Description of the task:
Retype each record shown below, leaving every character as it is.

Listing:

=-=-=

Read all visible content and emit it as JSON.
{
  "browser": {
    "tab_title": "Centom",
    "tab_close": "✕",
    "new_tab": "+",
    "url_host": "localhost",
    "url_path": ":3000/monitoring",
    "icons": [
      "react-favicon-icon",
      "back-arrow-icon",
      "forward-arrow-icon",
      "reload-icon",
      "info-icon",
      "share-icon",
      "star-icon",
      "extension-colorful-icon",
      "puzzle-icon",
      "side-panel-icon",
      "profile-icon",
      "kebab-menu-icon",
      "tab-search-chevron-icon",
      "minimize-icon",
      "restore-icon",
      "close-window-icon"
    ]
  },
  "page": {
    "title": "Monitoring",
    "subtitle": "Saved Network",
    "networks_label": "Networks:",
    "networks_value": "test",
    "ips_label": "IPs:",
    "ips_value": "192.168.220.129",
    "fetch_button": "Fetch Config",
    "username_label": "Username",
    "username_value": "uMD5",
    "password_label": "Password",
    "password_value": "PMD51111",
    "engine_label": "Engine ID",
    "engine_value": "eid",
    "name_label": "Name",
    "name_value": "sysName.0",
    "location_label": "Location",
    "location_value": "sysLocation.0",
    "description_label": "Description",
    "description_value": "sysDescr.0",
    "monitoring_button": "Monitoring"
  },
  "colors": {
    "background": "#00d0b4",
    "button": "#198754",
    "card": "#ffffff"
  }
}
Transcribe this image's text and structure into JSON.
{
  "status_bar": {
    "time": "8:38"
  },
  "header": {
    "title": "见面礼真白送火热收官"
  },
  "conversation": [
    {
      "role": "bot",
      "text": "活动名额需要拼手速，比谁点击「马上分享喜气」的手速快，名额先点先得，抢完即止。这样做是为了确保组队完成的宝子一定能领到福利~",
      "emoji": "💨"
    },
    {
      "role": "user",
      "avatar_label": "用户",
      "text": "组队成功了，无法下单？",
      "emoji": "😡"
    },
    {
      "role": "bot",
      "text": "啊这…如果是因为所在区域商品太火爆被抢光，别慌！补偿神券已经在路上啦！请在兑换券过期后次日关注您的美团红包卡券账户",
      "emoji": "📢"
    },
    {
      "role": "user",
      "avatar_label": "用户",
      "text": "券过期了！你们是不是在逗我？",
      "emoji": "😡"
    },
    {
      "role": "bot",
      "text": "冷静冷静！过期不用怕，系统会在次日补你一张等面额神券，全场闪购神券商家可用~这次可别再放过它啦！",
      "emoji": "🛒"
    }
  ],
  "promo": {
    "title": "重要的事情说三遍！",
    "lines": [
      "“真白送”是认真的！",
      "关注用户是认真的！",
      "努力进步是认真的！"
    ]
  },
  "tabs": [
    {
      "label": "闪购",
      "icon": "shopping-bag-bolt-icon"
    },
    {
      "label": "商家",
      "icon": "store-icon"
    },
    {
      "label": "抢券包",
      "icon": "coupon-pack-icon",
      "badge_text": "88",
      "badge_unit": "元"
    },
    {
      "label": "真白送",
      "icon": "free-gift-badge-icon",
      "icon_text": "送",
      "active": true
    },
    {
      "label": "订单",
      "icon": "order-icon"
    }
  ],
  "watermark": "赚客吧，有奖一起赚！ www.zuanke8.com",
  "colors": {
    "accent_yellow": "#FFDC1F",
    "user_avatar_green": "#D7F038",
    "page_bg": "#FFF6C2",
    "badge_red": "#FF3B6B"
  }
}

=-=-=

Solution to this exercise:
Read all visible content and emit it as JSON.
{
  "browser": {
    "tab_title": "Centom",
    "tab_close": "✕",
    "new_tab": "+",
    "url_host": "localhost",
    "url_path": ":3000/monitoring",
    "icons": [
      "react-favicon-icon",
      "back-arrow-icon",
      "forward-arrow-icon",
      "reload-icon",
      "info-icon",
      "share-icon",
      "star-icon",
      "extension-colorful-icon",
      "puzzle-icon",
      "side-panel-icon",
      "profile-icon",
      "kebab-menu-icon",
      "tab-search-chevron-icon",
      "minimize-icon",
      "restore-icon",
      "close-window-icon"
    ]
  },
  "page": {
    "title": "Monitoring",
    "subtitle": "Saved Network",
    "networks_label": "Networks:",
    "networks_value": "test",
    "ips_label": "IPs:",
    "ips_value": "192.168.220.129",
    "fetch_button": "Fetch Config",
    "username_label": "Username",
    "username_value": "uMD5",
    "password_label": "Password",
    "password_value": "PMD51111",
    "engine_label": "Engine ID",
    "engine_value": "eid",
    "name_label": "Name",
    "name_value": "sysName.0",
    "location_label": "Location",
    "location_value": "sysLocation.0",
    "description_label": "Description",
    "description_value": "sysDescr.0",
    "monitoring_button": "Monitoring"
  },
  "colors": {
    "background": "#00d0b4",
    "button": "#198754",
    "card": "#ffffff"
  }
}
Transcribe this image's text and structure into JSON.
{
  "status_bar": {
    "time": "8:38"
  },
  "header": {
    "title": "见面礼真白送火热收官"
  },
  "conversation": [
    {
      "role": "bot",
      "text": "活动名额需要拼手速，比谁点击「马上分享喜气」的手速快，名额先点先得，抢完即止。这样做是为了确保组队完成的宝子一定能领到福利~",
      "emoji": "💨"
    },
    {
      "role": "user",
      "avatar_label": "用户",
      "text": "组队成功了，无法下单？",
      "emoji": "😡"
    },
    {
      "role": "bot",
      "text": "啊这…如果是因为所在区域商品太火爆被抢光，别慌！补偿神券已经在路上啦！请在兑换券过期后次日关注您的美团红包卡券账户",
      "emoji": "📢"
    },
    {
      "role": "user",
      "avatar_label": "用户",
      "text": "券过期了！你们是不是在逗我？",
      "emoji": "😡"
    },
    {
      "role": "bot",
      "text": "冷静冷静！过期不用怕，系统会在次日补你一张等面额神券，全场闪购神券商家可用~这次可别再放过它啦！",
      "emoji": "🛒"
    }
  ],
  "promo": {
    "title": "重要的事情说三遍！",
    "lines": [
      "“真白送”是认真的！",
      "关注用户是认真的！",
      "努力进步是认真的！"
    ]
  },
  "tabs": [
    {
      "label": "闪购",
      "icon": "shopping-bag-bolt-icon"
    },
    {
      "label": "商家",
      "icon": "store-icon"
    },
    {
      "label": "抢券包",
      "icon": "coupon-pack-icon",
      "badge_text": "88",
      "badge_unit": "元"
    },
    {
      "label": "真白送",
      "icon": "free-gift-badge-icon",
      "icon_text": "送",
      "active": true
    },
    {
      "label": "订单",
      "icon": "order-icon"
    }
  ],
  "watermark": "赚客吧，有奖一起赚！ www.zuanke8.com",
  "colors": {
    "accent_yellow": "#FFDC1F",
    "user_avatar_green": "#D7F038",
    "page_bg": "#FFF6C2",
    "badge_red": "#FF3B6B"
  }
}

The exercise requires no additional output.